DATA:
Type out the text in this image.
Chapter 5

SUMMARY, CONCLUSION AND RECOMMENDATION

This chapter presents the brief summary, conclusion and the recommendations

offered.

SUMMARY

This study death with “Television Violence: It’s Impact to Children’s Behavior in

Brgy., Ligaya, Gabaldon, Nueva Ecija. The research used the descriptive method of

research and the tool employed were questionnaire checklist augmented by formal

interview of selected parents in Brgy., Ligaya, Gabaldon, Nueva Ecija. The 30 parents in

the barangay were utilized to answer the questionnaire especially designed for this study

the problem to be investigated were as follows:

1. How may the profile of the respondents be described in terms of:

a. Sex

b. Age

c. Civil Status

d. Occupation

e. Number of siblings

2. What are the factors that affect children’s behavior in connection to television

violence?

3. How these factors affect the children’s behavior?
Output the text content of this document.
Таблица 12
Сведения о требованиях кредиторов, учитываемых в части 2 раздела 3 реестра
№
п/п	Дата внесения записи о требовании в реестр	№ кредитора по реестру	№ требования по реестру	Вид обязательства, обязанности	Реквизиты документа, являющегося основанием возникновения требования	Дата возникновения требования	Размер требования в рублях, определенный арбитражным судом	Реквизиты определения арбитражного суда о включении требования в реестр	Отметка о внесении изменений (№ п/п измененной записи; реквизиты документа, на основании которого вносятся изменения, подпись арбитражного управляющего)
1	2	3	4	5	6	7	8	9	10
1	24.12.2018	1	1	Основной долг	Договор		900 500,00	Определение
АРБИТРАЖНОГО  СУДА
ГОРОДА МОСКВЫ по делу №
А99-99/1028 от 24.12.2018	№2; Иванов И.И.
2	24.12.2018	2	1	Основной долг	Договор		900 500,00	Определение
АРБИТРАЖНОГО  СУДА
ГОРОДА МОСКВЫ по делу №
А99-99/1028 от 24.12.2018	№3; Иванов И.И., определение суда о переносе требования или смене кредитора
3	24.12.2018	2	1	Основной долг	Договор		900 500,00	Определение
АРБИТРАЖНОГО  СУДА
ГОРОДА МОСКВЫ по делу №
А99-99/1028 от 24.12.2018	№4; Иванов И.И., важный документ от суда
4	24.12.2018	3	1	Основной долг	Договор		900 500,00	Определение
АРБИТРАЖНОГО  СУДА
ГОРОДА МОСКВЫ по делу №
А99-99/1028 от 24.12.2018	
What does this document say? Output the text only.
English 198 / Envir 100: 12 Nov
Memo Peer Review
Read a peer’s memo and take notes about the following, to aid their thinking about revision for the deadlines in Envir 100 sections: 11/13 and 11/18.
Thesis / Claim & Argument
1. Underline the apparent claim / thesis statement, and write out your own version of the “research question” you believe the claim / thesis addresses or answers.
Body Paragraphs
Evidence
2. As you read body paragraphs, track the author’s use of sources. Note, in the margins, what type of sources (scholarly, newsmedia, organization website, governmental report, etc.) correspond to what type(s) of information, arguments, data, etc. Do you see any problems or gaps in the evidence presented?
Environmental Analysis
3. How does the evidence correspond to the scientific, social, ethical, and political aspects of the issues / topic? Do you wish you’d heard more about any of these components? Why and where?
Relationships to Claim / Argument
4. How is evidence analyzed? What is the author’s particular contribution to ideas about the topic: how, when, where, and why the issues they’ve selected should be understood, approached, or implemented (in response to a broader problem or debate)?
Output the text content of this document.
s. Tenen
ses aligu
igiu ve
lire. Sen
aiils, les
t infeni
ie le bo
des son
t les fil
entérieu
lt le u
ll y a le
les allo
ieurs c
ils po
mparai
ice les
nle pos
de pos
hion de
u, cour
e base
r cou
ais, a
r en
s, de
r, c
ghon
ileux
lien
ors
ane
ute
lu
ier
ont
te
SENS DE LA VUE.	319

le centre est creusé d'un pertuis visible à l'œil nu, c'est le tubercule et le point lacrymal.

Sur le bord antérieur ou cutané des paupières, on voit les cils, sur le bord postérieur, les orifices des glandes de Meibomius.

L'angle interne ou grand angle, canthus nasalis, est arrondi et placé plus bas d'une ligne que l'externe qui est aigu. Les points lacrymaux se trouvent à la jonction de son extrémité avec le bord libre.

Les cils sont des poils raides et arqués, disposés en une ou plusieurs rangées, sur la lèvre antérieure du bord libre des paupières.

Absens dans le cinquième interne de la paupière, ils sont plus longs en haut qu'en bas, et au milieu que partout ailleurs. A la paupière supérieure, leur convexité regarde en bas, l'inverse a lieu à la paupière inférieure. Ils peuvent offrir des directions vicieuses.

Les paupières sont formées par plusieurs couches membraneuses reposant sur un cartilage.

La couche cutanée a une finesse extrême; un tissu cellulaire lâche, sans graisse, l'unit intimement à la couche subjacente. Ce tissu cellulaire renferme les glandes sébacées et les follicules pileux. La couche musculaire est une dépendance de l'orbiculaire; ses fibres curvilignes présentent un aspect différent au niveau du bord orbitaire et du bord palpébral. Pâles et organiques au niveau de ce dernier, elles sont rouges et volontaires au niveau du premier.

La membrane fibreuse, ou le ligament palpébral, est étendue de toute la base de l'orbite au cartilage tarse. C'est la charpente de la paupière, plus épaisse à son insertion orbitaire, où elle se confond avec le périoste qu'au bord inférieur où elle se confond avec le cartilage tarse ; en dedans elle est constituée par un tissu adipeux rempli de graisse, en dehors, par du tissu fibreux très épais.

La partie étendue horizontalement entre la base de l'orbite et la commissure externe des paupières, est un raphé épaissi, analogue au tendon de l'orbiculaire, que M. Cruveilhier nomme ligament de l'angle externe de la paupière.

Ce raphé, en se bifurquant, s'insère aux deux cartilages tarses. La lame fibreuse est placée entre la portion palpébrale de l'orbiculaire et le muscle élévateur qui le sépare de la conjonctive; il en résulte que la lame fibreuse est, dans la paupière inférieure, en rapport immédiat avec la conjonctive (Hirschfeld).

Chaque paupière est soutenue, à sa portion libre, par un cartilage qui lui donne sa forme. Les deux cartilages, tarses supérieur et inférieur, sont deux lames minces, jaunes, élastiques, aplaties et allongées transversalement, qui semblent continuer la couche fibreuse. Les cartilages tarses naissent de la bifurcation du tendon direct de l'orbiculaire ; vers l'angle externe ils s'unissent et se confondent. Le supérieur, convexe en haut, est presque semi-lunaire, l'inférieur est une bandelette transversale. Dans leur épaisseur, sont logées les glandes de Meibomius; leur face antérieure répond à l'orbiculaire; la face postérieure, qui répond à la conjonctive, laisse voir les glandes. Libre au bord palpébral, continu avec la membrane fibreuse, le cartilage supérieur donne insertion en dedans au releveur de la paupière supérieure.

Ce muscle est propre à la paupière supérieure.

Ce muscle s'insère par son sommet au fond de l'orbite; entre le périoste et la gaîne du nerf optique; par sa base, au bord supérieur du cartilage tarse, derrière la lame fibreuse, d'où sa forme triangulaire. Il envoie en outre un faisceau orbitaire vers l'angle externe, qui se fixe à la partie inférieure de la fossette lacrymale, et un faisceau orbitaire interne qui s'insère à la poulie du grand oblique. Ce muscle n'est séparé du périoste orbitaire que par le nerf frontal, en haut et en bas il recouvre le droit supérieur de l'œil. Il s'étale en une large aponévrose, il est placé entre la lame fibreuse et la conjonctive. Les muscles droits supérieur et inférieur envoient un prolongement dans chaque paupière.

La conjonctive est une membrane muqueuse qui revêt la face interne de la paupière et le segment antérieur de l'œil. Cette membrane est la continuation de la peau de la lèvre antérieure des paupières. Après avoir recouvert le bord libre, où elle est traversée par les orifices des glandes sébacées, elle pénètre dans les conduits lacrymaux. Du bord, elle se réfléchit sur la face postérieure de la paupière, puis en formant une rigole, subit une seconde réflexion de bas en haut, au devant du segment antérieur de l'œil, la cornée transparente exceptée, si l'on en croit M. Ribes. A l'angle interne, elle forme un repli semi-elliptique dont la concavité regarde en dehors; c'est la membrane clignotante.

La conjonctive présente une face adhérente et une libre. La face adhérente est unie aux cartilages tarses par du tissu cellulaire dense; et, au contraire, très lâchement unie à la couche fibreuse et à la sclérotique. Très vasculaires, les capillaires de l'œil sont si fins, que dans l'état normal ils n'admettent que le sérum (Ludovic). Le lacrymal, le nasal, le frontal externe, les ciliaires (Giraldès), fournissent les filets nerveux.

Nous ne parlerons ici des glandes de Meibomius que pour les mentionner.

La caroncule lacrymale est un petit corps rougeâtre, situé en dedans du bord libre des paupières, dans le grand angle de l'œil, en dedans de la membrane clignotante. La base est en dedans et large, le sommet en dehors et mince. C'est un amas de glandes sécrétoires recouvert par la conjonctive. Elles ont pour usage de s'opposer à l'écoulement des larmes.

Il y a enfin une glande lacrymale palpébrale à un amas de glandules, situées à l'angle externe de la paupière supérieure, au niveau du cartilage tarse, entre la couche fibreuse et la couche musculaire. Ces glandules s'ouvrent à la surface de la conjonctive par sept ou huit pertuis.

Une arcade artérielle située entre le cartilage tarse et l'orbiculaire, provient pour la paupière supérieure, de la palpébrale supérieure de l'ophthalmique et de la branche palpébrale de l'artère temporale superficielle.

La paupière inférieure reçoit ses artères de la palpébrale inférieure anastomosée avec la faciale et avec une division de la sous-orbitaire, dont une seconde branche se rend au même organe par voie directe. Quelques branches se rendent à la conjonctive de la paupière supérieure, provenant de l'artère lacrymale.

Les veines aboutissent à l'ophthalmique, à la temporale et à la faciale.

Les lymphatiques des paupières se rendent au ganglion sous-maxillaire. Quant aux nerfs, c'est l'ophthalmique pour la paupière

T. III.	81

WHAT YOU NEED TO DO: Return every line containing "Brgy".

TASK OUTPUT:
Brgy., Ligaya, Gabaldon, Nueva Ecija. The research used the descriptive method of
interview of selected parents in Brgy., Ligaya, Gabaldon, Nueva Ecija. The 30 parents in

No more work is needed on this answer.